▸ **EXERCISE REQUIREMENTS**
Please copy the records below word for word, leaving out the pictures.

A block of data

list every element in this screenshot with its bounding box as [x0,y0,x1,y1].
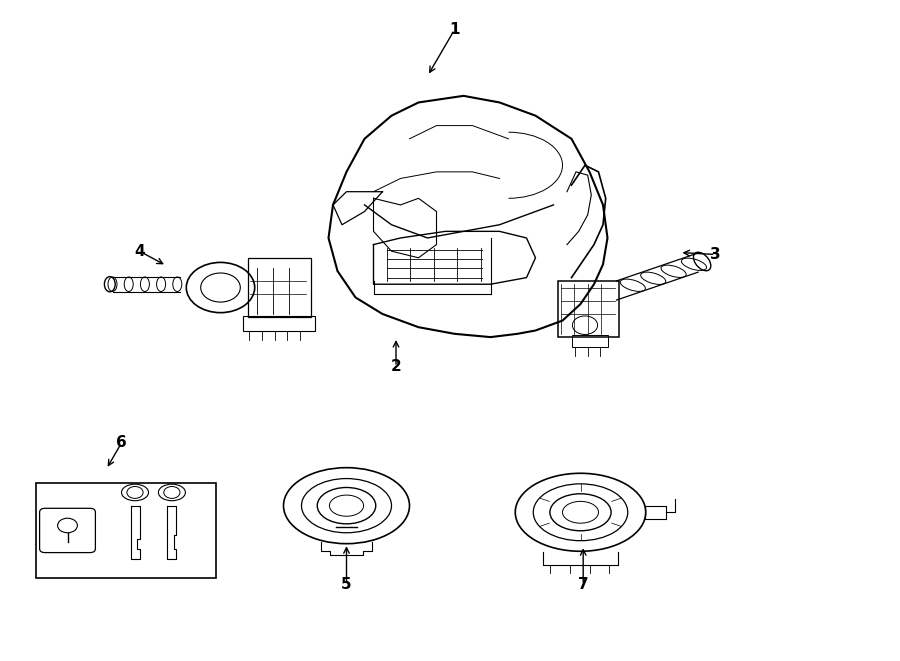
Bar [36,483,216,578]
Text: 2: 2 [391,360,401,374]
Text: 1: 1 [449,22,460,37]
Bar [248,258,310,317]
Text: 6: 6 [116,436,127,450]
Text: 5: 5 [341,578,352,592]
Bar [572,335,608,347]
Bar [243,316,315,330]
Text: 7: 7 [578,578,589,592]
Text: 4: 4 [134,244,145,258]
Bar [558,281,619,337]
Text: 3: 3 [710,247,721,262]
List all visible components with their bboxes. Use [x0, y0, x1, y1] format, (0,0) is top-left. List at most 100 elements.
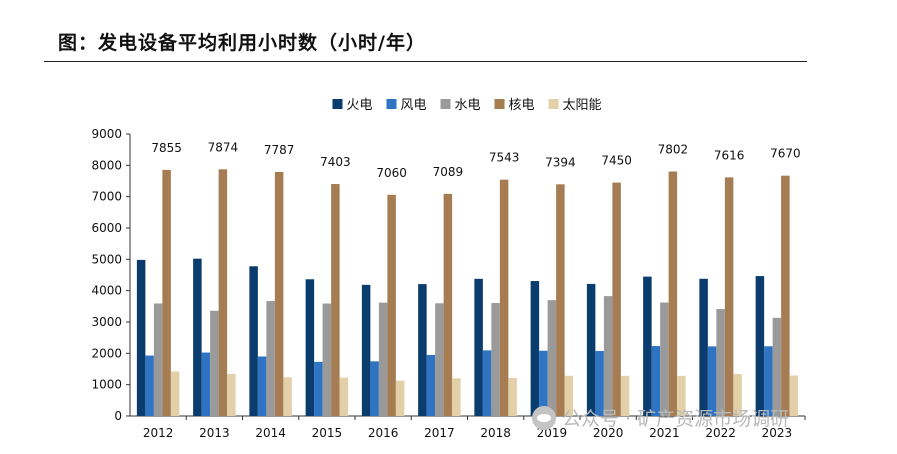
- bar-2012-风电: [145, 355, 154, 416]
- data-label: 7394: [545, 155, 576, 169]
- bar-2015-核电: [331, 184, 340, 416]
- bar-2015-太阳能: [339, 377, 349, 416]
- bar-2021-水电: [660, 302, 669, 416]
- bar-2022-核电: [724, 177, 734, 416]
- bar-2016-风电: [370, 361, 379, 416]
- watermark-text: 公众号 · 矿产资源市场调研: [562, 408, 790, 430]
- page-title: 图：发电设备平均利用小时数（小时/年）: [58, 32, 426, 54]
- bar-2022-水电: [716, 309, 725, 416]
- bar-2012-核电: [162, 169, 171, 416]
- bar-2016-核电: [387, 194, 396, 416]
- bar-2016-火电: [361, 284, 371, 416]
- bar-2017-太阳能: [452, 378, 461, 416]
- bar-2013-风电: [201, 352, 211, 416]
- bar-2012-火电: [136, 259, 146, 416]
- data-label: 7616: [714, 148, 745, 162]
- bar-2013-太阳能: [227, 373, 236, 416]
- data-label: 7802: [658, 143, 689, 157]
- bar-2012-太阳能: [170, 371, 180, 416]
- bar-2014-风电: [257, 356, 267, 416]
- bar-2018-水电: [491, 302, 500, 416]
- x-tick-label: 2014: [255, 426, 286, 440]
- y-tick-label: 1000: [91, 378, 122, 392]
- bar-2019-太阳能: [564, 375, 574, 416]
- bar-2020-火电: [586, 283, 596, 416]
- x-tick-label: 2021: [649, 426, 680, 440]
- data-label: 7060: [376, 166, 407, 180]
- legend-label: 太阳能: [563, 98, 602, 113]
- x-tick-label: 2016: [368, 426, 399, 440]
- data-label: 7403: [320, 155, 351, 169]
- y-tick-label: 9000: [91, 127, 122, 141]
- bar-2015-风电: [314, 361, 323, 416]
- x-tick-label: 2023: [762, 426, 793, 440]
- legend-label: 核电: [509, 98, 535, 113]
- bar-2020-水电: [603, 296, 613, 416]
- bar-2022-风电: [707, 346, 717, 416]
- bar-2018-核电: [499, 179, 509, 416]
- bar-2019-风电: [539, 350, 548, 416]
- bar-2014-火电: [249, 266, 258, 416]
- x-tick-label: 2018: [480, 426, 511, 440]
- bar-2022-太阳能: [733, 374, 742, 416]
- bar-2018-太阳能: [508, 378, 517, 416]
- x-tick-label: 2015: [312, 426, 343, 440]
- bar-2021-火电: [643, 276, 652, 416]
- y-tick-label: 8000: [91, 158, 122, 172]
- bar-2019-水电: [547, 300, 557, 416]
- title-divider: [44, 61, 807, 62]
- x-tick-label: 2020: [593, 426, 624, 440]
- legend-label: 水电: [455, 98, 481, 113]
- bar-2014-水电: [266, 301, 275, 416]
- legend-swatch: [494, 99, 505, 109]
- watermark: 公众号 · 矿产资源市场调研: [532, 404, 789, 431]
- bar-2013-水电: [210, 310, 219, 416]
- bar-2014-太阳能: [283, 377, 292, 416]
- bar-2020-核电: [612, 182, 621, 416]
- data-label: 7089: [433, 165, 464, 179]
- bar-2023-太阳能: [789, 375, 799, 416]
- bar-2017-风电: [426, 354, 436, 416]
- legend-swatch: [386, 99, 397, 109]
- bar-2021-风电: [651, 346, 661, 416]
- bar-2023-火电: [755, 276, 765, 416]
- bar-2015-火电: [305, 279, 315, 416]
- legend-swatch: [440, 99, 451, 109]
- wechat-icon: [532, 406, 556, 430]
- y-tick-label: 7000: [91, 190, 122, 204]
- bar-2017-水电: [435, 303, 444, 416]
- bar-2013-火电: [193, 258, 202, 416]
- x-tick-label: 2022: [705, 426, 736, 440]
- bar-2015-水电: [322, 303, 332, 416]
- y-tick-label: 2000: [91, 346, 122, 360]
- data-label: 7787: [264, 143, 295, 157]
- bar-2022-火电: [699, 278, 708, 416]
- data-label: 7543: [489, 151, 520, 165]
- bar-2023-水电: [772, 317, 782, 416]
- bar-2019-火电: [530, 281, 540, 416]
- y-tick-label: 3000: [91, 315, 122, 329]
- x-tick-label: 2017: [424, 426, 455, 440]
- bar-2023-风电: [764, 346, 773, 416]
- bar-2014-核电: [274, 172, 284, 416]
- y-tick-label: 0: [114, 409, 122, 423]
- bar-2020-风电: [595, 351, 604, 416]
- bar-2018-风电: [482, 350, 492, 416]
- bar-2019-核电: [556, 184, 565, 416]
- data-label: 7450: [601, 154, 632, 168]
- bar-2012-水电: [153, 303, 163, 416]
- bar-2021-太阳能: [677, 375, 686, 416]
- legend-swatch: [548, 99, 559, 109]
- bar-2020-太阳能: [620, 375, 630, 416]
- bar-2013-核电: [218, 169, 228, 416]
- y-tick-label: 6000: [91, 221, 122, 235]
- bar-2016-太阳能: [395, 380, 405, 416]
- legend-label: 风电: [401, 98, 427, 113]
- data-label: 7855: [151, 141, 182, 155]
- bar-2021-核电: [668, 171, 678, 416]
- x-tick-label: 2012: [143, 426, 174, 440]
- bar-2023-核电: [781, 175, 790, 416]
- bar-2017-火电: [418, 284, 427, 416]
- y-tick-label: 4000: [91, 284, 122, 298]
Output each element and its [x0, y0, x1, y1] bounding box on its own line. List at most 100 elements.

▸ **SOLUTION FOR THIS TASK**
list every element in this screenshot with its bounding box as [x0,y0,x1,y1].
Bar [36,483,216,578]
Text: 2: 2 [391,360,401,374]
Text: 1: 1 [449,22,460,37]
Bar [248,258,310,317]
Text: 6: 6 [116,436,127,450]
Text: 5: 5 [341,578,352,592]
Bar [572,335,608,347]
Bar [243,316,315,330]
Text: 7: 7 [578,578,589,592]
Text: 4: 4 [134,244,145,258]
Bar [558,281,619,337]
Text: 3: 3 [710,247,721,262]
List all visible components with their bboxes. Use [x0, y0, x1, y1] format, (0,0) is top-left. List at most 100 elements.
- bar-2012-风电: [145, 355, 154, 416]
- data-label: 7394: [545, 155, 576, 169]
- bar-2015-核电: [331, 184, 340, 416]
- bar-2015-太阳能: [339, 377, 349, 416]
- bar-2021-水电: [660, 302, 669, 416]
- bar-2022-核电: [724, 177, 734, 416]
- bar-2016-风电: [370, 361, 379, 416]
- watermark-text: 公众号 · 矿产资源市场调研: [562, 408, 790, 430]
- page-title: 图：发电设备平均利用小时数（小时/年）: [58, 32, 426, 54]
- bar-2022-水电: [716, 309, 725, 416]
- bar-2012-核电: [162, 169, 171, 416]
- bar-2016-核电: [387, 194, 396, 416]
- bar-2016-火电: [361, 284, 371, 416]
- bar-2017-太阳能: [452, 378, 461, 416]
- bar-2013-风电: [201, 352, 211, 416]
- bar-2012-火电: [136, 259, 146, 416]
- data-label: 7616: [714, 148, 745, 162]
- bar-2013-太阳能: [227, 373, 236, 416]
- data-label: 7802: [658, 143, 689, 157]
- bar-2012-太阳能: [170, 371, 180, 416]
- bar-2014-风电: [257, 356, 267, 416]
- bar-2018-水电: [491, 302, 500, 416]
- x-tick-label: 2014: [255, 426, 286, 440]
- y-tick-label: 1000: [91, 378, 122, 392]
- bar-2019-太阳能: [564, 375, 574, 416]
- bar-2020-火电: [586, 283, 596, 416]
- x-tick-label: 2021: [649, 426, 680, 440]
- data-label: 7060: [376, 166, 407, 180]
- legend-label: 太阳能: [563, 98, 602, 113]
- x-tick-label: 2016: [368, 426, 399, 440]
- data-label: 7403: [320, 155, 351, 169]
- y-tick-label: 9000: [91, 127, 122, 141]
- bar-2015-风电: [314, 361, 323, 416]
- x-tick-label: 2023: [762, 426, 793, 440]
- legend-label: 核电: [509, 98, 535, 113]
- bar-2020-水电: [603, 296, 613, 416]
- bar-2022-风电: [707, 346, 717, 416]
- bar-2018-核电: [499, 179, 509, 416]
- bar-2019-风电: [539, 350, 548, 416]
- bar-2014-火电: [249, 266, 258, 416]
- x-tick-label: 2018: [480, 426, 511, 440]
- bar-2022-太阳能: [733, 374, 742, 416]
- bar-2018-太阳能: [508, 378, 517, 416]
- x-tick-label: 2015: [312, 426, 343, 440]
- bar-2021-火电: [643, 276, 652, 416]
- y-tick-label: 8000: [91, 158, 122, 172]
- bar-2019-水电: [547, 300, 557, 416]
- title-divider: [44, 61, 807, 62]
- x-tick-label: 2020: [593, 426, 624, 440]
- legend-label: 水电: [455, 98, 481, 113]
- bar-2014-水电: [266, 301, 275, 416]
- legend-swatch: [494, 99, 505, 109]
- watermark: 公众号 · 矿产资源市场调研: [532, 404, 789, 431]
- bar-2013-水电: [210, 310, 219, 416]
- bar-2014-太阳能: [283, 377, 292, 416]
- bar-2020-核电: [612, 182, 621, 416]
- data-label: 7089: [433, 165, 464, 179]
- bar-2023-太阳能: [789, 375, 799, 416]
- bar-2017-风电: [426, 354, 436, 416]
- legend-swatch: [386, 99, 397, 109]
- bar-2021-风电: [651, 346, 661, 416]
- bar-2023-火电: [755, 276, 765, 416]
- bar-2015-火电: [305, 279, 315, 416]
- legend-swatch: [440, 99, 451, 109]
- wechat-icon: [532, 406, 556, 430]
- y-tick-label: 7000: [91, 190, 122, 204]
- bar-2017-水电: [435, 303, 444, 416]
- bar-2013-火电: [193, 258, 202, 416]
- x-tick-label: 2022: [705, 426, 736, 440]
- bar-2015-水电: [322, 303, 332, 416]
- y-tick-label: 2000: [91, 346, 122, 360]
- data-label: 7787: [264, 143, 295, 157]
- bar-2022-火电: [699, 278, 708, 416]
- data-label: 7543: [489, 151, 520, 165]
- bar-2023-水电: [772, 317, 782, 416]
- bar-2019-火电: [530, 281, 540, 416]
- y-tick-label: 3000: [91, 315, 122, 329]
- x-tick-label: 2017: [424, 426, 455, 440]
- bar-2023-风电: [764, 346, 773, 416]
- bar-2014-核电: [274, 172, 284, 416]
- y-tick-label: 0: [114, 409, 122, 423]
- bar-2020-风电: [595, 351, 604, 416]
- bar-2018-风电: [482, 350, 492, 416]
- bar-2019-核电: [556, 184, 565, 416]
- data-label: 7450: [601, 154, 632, 168]
- bar-2012-水电: [153, 303, 163, 416]
- bar-2021-太阳能: [677, 375, 686, 416]
- legend-swatch: [548, 99, 559, 109]
- bar-2020-太阳能: [620, 375, 630, 416]
- bar-2013-核电: [218, 169, 228, 416]
- y-tick-label: 6000: [91, 221, 122, 235]
- bar-2016-太阳能: [395, 380, 405, 416]
- legend-label: 风电: [401, 98, 427, 113]
- data-label: 7855: [151, 141, 182, 155]
- bar-2021-核电: [668, 171, 678, 416]
- x-tick-label: 2012: [143, 426, 174, 440]
- bar-2023-核电: [781, 175, 790, 416]
- bar-2017-火电: [418, 284, 427, 416]
- y-tick-label: 4000: [91, 284, 122, 298]
Output each element and its [x0, y0, x1, y1] bounding box on its own line. List at most 100 elements.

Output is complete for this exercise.